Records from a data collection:
※
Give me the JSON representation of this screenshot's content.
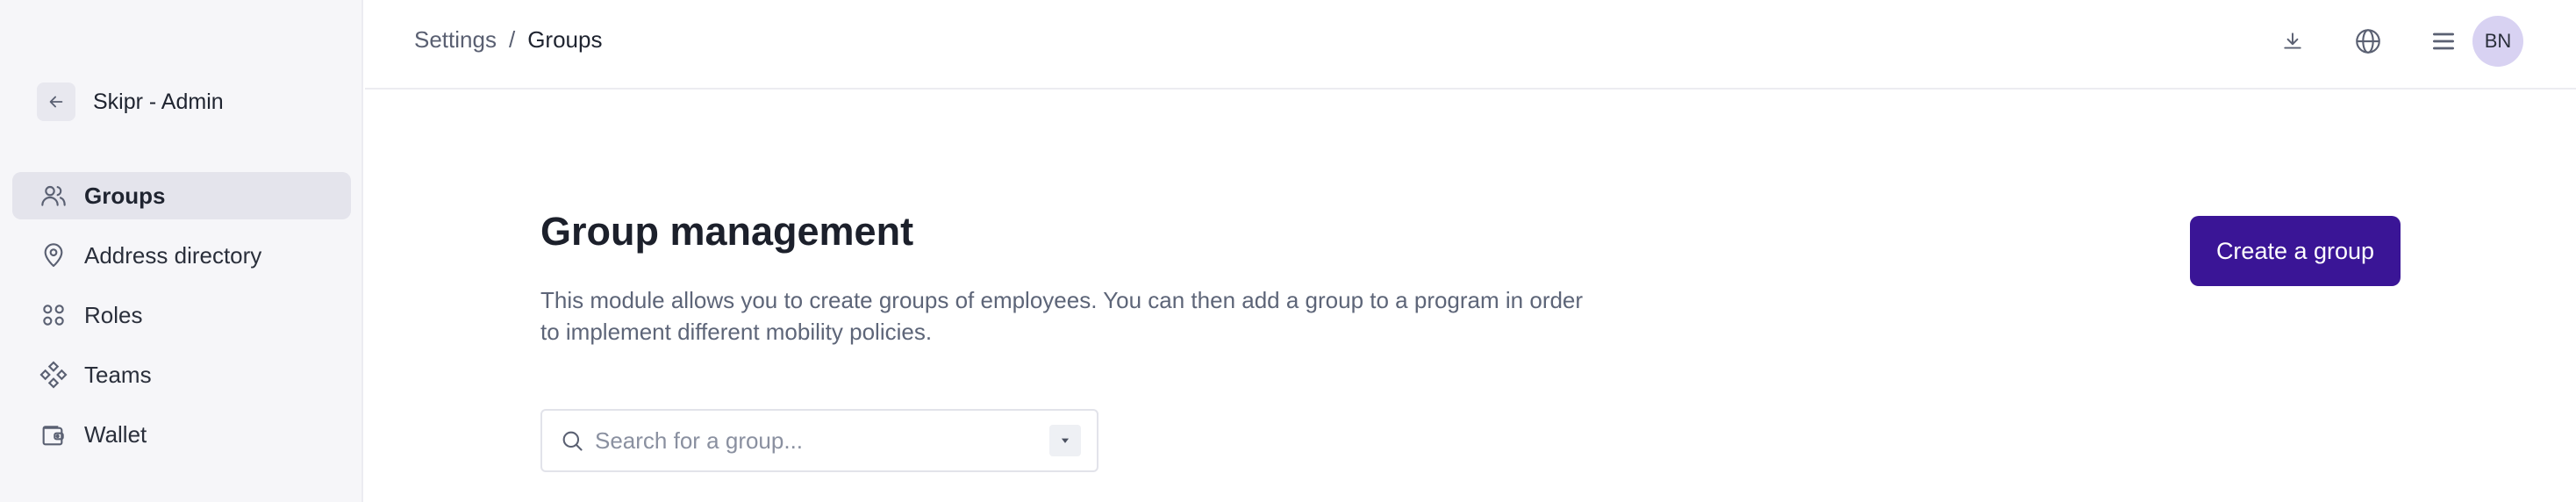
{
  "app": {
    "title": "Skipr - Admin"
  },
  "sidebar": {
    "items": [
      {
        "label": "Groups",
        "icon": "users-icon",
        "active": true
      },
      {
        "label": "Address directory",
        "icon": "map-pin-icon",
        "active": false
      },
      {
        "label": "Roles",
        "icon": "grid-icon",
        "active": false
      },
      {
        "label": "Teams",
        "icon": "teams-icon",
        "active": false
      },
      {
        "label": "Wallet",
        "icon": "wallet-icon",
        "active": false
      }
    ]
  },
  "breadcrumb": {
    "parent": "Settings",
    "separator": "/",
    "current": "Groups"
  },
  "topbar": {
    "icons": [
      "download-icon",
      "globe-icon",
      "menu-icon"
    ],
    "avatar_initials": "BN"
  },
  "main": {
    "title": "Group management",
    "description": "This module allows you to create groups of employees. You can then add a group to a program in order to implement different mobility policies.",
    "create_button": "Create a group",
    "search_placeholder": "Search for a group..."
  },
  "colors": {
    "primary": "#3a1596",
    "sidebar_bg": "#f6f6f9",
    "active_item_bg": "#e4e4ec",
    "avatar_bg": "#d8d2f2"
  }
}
※
§ **Do this**: Show, from the listing above, each line that contains the word "title".

§ **Complete response**:
    "title": "Skipr - Admin"
    "title": "Group management",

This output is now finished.